**Task to complete**
Quote all entries in full, exactly.
====== Data to use ======
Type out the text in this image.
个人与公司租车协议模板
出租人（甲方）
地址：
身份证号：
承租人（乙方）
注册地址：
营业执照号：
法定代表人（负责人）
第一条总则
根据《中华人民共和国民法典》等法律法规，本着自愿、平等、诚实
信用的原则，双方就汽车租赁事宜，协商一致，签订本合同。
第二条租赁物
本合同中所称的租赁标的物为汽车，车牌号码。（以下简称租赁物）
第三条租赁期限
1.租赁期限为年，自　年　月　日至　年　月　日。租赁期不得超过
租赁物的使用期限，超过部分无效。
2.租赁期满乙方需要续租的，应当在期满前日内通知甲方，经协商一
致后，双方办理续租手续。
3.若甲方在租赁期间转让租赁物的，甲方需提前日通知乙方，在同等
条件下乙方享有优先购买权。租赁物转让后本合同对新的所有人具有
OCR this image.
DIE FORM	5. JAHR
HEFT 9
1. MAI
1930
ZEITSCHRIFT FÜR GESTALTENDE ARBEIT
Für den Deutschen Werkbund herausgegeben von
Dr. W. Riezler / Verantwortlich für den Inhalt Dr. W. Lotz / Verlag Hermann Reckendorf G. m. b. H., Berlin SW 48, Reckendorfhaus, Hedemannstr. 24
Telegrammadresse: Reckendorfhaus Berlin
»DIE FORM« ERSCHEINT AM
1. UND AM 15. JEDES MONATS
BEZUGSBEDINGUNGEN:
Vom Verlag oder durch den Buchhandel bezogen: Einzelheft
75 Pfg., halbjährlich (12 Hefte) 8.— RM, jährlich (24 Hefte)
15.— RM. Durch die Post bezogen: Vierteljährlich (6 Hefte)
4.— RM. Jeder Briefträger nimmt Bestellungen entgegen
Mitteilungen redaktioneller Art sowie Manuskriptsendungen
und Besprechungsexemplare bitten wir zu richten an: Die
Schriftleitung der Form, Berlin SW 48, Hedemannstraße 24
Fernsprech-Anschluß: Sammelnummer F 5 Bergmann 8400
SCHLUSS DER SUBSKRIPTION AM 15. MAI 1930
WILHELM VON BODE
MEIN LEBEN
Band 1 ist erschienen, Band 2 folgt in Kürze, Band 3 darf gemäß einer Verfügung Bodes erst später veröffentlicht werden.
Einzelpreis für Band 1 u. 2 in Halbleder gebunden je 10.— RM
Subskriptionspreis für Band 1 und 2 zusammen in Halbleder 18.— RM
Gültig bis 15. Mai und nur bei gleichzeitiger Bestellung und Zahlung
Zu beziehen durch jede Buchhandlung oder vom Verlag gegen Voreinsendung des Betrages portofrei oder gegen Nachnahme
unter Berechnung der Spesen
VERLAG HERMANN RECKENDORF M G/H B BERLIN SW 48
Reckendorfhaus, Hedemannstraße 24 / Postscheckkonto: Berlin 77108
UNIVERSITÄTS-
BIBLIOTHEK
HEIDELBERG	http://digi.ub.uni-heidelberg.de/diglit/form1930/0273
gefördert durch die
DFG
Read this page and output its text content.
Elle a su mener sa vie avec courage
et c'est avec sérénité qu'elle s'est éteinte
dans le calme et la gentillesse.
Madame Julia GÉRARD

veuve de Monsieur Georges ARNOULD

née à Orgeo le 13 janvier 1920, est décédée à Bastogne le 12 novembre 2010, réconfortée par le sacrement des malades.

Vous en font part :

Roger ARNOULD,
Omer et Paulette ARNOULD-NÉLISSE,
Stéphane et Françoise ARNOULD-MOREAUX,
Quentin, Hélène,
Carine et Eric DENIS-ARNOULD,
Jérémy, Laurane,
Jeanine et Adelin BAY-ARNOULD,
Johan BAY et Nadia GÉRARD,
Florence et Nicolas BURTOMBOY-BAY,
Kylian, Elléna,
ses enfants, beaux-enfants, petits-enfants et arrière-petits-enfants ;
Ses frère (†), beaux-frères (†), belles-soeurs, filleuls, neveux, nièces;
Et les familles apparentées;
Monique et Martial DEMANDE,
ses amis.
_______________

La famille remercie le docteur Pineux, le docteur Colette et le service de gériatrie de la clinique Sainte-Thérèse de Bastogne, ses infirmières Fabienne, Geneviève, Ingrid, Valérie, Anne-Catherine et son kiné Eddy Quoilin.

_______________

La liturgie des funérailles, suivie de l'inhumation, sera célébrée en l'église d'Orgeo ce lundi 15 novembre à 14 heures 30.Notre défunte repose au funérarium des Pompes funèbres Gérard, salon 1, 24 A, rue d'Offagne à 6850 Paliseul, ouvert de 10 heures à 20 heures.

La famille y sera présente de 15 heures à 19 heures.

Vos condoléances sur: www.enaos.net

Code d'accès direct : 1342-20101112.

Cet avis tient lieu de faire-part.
======
**Result below**
Type out the text in this image.
个人与公司租车协议模板
出租人（甲方）
地址：
身份证号：
承租人（乙方）
注册地址：
营业执照号：
法定代表人（负责人）
第一条总则
根据《中华人民共和国民法典》等法律法规，本着自愿、平等、诚实
信用的原则，双方就汽车租赁事宜，协商一致，签订本合同。
第二条租赁物
本合同中所称的租赁标的物为汽车，车牌号码。（以下简称租赁物）
第三条租赁期限
1.租赁期限为年，自　年　月　日至　年　月　日。租赁期不得超过
租赁物的使用期限，超过部分无效。
2.租赁期满乙方需要续租的，应当在期满前日内通知甲方，经协商一
致后，双方办理续租手续。
3.若甲方在租赁期间转让租赁物的，甲方需提前日通知乙方，在同等
条件下乙方享有优先购买权。租赁物转让后本合同对新的所有人具有
OCR this image.
DIE FORM	5. JAHR
HEFT 9
1. MAI
1930
ZEITSCHRIFT FÜR GESTALTENDE ARBEIT
Für den Deutschen Werkbund herausgegeben von
Dr. W. Riezler / Verantwortlich für den Inhalt Dr. W. Lotz / Verlag Hermann Reckendorf G. m. b. H., Berlin SW 48, Reckendorfhaus, Hedemannstr. 24
Telegrammadresse: Reckendorfhaus Berlin
»DIE FORM« ERSCHEINT AM
1. UND AM 15. JEDES MONATS
BEZUGSBEDINGUNGEN:
Vom Verlag oder durch den Buchhandel bezogen: Einzelheft
75 Pfg., halbjährlich (12 Hefte) 8.— RM, jährlich (24 Hefte)
15.— RM. Durch die Post bezogen: Vierteljährlich (6 Hefte)
4.— RM. Jeder Briefträger nimmt Bestellungen entgegen
Mitteilungen redaktioneller Art sowie Manuskriptsendungen
und Besprechungsexemplare bitten wir zu richten an: Die
Schriftleitung der Form, Berlin SW 48, Hedemannstraße 24
Fernsprech-Anschluß: Sammelnummer F 5 Bergmann 8400
SCHLUSS DER SUBSKRIPTION AM 15. MAI 1930
WILHELM VON BODE
MEIN LEBEN
Band 1 ist erschienen, Band 2 folgt in Kürze, Band 3 darf gemäß einer Verfügung Bodes erst später veröffentlicht werden.
Einzelpreis für Band 1 u. 2 in Halbleder gebunden je 10.— RM
Subskriptionspreis für Band 1 und 2 zusammen in Halbleder 18.— RM
Gültig bis 15. Mai und nur bei gleichzeitiger Bestellung und Zahlung
Zu beziehen durch jede Buchhandlung oder vom Verlag gegen Voreinsendung des Betrages portofrei oder gegen Nachnahme
unter Berechnung der Spesen
VERLAG HERMANN RECKENDORF M G/H B BERLIN SW 48
Reckendorfhaus, Hedemannstraße 24 / Postscheckkonto: Berlin 77108
UNIVERSITÄTS-
BIBLIOTHEK
HEIDELBERG	http://digi.ub.uni-heidelberg.de/diglit/form1930/0273
gefördert durch die
DFG
Read this page and output its text content.
Elle a su mener sa vie avec courage
et c'est avec sérénité qu'elle s'est éteinte
dans le calme et la gentillesse.
Madame Julia GÉRARD

veuve de Monsieur Georges ARNOULD

née à Orgeo le 13 janvier 1920, est décédée à Bastogne le 12 novembre 2010, réconfortée par le sacrement des malades.

Vous en font part :

Roger ARNOULD,
Omer et Paulette ARNOULD-NÉLISSE,
Stéphane et Françoise ARNOULD-MOREAUX,
Quentin, Hélène,
Carine et Eric DENIS-ARNOULD,
Jérémy, Laurane,
Jeanine et Adelin BAY-ARNOULD,
Johan BAY et Nadia GÉRARD,
Florence et Nicolas BURTOMBOY-BAY,
Kylian, Elléna,
ses enfants, beaux-enfants, petits-enfants et arrière-petits-enfants ;
Ses frère (†), beaux-frères (†), belles-soeurs, filleuls, neveux, nièces;
Et les familles apparentées;
Monique et Martial DEMANDE,
ses amis.
_______________

La famille remercie le docteur Pineux, le docteur Colette et le service de gériatrie de la clinique Sainte-Thérèse de Bastogne, ses infirmières Fabienne, Geneviève, Ingrid, Valérie, Anne-Catherine et son kiné Eddy Quoilin.

_______________

La liturgie des funérailles, suivie de l'inhumation, sera célébrée en l'église d'Orgeo ce lundi 15 novembre à 14 heures 30.Notre défunte repose au funérarium des Pompes funèbres Gérard, salon 1, 24 A, rue d'Offagne à 6850 Paliseul, ouvert de 10 heures à 20 heures.

La famille y sera présente de 15 heures à 19 heures.

Vos condoléances sur: www.enaos.net

Code d'accès direct : 1342-20101112.

Cet avis tient lieu de faire-part.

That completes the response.